- **WHAT TO DO**
Where a line holds "this", copy it.

**** SUPPLIED DATA

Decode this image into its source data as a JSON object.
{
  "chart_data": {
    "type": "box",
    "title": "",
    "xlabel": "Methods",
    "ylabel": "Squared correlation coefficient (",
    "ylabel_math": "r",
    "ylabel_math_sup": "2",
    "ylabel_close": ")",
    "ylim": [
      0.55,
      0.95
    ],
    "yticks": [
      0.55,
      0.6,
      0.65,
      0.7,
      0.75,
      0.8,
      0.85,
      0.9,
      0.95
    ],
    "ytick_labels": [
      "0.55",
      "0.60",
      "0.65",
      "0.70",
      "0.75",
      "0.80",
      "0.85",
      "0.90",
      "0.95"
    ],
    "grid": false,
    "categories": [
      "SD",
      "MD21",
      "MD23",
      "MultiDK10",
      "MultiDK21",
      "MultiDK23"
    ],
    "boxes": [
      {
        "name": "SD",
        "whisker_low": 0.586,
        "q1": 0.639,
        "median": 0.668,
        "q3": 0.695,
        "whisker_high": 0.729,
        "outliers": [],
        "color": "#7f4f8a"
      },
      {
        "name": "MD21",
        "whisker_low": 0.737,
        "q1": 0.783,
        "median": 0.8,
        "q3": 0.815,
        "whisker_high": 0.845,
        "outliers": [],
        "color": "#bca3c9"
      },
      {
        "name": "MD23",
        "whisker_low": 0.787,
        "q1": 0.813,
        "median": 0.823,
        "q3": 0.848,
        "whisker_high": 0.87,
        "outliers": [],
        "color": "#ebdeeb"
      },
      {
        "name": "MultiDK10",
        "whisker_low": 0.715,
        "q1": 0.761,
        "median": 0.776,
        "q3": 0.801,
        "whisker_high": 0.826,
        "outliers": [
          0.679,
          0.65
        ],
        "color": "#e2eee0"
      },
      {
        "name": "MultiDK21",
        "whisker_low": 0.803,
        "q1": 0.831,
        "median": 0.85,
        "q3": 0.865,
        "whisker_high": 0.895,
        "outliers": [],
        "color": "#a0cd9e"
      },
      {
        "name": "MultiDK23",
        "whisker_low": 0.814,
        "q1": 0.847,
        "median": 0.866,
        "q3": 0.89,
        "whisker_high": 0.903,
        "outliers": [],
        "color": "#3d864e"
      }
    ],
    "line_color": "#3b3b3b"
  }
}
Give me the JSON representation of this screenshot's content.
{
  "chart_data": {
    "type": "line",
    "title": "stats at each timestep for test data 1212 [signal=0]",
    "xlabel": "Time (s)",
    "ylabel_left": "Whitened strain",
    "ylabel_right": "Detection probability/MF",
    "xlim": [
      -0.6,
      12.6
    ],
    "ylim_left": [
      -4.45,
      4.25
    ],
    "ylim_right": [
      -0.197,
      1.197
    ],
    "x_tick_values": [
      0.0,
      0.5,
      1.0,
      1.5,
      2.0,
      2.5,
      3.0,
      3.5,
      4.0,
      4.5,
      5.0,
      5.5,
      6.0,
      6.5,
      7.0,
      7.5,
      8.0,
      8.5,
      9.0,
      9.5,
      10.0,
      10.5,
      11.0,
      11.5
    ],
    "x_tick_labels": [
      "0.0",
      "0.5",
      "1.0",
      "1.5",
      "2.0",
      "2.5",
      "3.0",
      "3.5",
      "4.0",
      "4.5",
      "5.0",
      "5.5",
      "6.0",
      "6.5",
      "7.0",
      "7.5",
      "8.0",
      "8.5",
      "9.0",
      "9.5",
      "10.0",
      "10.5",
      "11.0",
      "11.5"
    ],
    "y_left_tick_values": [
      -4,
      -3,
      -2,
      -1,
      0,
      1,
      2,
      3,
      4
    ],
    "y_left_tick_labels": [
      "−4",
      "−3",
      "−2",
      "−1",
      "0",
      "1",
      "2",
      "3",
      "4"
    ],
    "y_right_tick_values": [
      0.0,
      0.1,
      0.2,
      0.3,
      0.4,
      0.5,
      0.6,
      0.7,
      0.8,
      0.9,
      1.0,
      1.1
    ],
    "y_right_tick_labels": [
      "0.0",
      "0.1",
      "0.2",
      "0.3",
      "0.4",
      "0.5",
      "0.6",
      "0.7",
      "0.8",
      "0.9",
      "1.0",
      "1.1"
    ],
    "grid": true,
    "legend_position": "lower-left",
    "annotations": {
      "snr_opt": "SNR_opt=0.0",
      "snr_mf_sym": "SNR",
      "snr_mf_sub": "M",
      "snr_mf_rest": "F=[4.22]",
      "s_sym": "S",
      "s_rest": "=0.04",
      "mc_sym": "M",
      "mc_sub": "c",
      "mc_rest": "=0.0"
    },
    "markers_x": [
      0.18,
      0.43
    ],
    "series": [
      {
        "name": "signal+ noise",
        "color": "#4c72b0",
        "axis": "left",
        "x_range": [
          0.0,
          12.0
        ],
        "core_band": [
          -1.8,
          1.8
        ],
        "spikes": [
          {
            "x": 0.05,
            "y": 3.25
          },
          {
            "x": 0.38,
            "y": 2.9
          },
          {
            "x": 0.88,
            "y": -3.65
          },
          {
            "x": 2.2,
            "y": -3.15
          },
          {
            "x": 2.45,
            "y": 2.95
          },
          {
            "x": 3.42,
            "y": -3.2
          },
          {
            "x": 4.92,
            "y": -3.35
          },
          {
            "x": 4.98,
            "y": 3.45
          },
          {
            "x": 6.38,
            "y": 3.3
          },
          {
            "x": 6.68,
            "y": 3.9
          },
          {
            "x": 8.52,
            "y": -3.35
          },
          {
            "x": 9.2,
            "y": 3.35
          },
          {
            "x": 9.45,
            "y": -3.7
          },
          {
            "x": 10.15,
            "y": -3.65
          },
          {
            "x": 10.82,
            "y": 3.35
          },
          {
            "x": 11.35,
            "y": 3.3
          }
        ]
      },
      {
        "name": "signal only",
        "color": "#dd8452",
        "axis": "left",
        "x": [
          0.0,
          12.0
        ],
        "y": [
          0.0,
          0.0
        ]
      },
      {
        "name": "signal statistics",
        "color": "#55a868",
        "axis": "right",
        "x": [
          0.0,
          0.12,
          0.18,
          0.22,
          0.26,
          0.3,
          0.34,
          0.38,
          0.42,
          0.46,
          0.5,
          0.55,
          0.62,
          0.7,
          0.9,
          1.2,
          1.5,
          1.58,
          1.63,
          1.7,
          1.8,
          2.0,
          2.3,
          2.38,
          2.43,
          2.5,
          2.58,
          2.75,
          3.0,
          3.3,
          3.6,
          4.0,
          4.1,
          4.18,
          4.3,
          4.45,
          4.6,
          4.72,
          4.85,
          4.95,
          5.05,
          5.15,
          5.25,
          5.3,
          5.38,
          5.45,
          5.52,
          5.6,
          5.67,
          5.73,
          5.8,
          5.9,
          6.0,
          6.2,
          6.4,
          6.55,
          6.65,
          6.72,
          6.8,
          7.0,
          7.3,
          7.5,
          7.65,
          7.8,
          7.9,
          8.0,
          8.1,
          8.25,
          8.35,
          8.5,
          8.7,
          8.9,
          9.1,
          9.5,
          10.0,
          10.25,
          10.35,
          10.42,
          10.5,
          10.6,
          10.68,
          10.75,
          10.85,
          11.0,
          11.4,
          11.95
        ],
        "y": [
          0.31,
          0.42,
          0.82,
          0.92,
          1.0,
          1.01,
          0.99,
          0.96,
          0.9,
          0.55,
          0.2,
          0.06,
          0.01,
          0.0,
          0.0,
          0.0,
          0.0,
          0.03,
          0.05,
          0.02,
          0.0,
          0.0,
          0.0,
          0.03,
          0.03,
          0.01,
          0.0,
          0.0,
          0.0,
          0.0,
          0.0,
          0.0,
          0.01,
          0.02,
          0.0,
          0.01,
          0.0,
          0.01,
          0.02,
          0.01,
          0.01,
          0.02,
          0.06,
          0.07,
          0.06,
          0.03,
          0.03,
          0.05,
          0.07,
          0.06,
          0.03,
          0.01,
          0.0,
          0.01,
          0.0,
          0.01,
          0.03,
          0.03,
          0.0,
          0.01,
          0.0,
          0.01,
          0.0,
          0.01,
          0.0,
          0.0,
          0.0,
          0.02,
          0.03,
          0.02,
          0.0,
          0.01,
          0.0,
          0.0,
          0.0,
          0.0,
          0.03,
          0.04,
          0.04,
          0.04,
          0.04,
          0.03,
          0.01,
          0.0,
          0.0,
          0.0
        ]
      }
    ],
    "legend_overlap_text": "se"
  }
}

********

- **OUTPUT OF THE TASK**
Decode this image into its source data as a JSON object.
Give me the JSON representation of this screenshot's content.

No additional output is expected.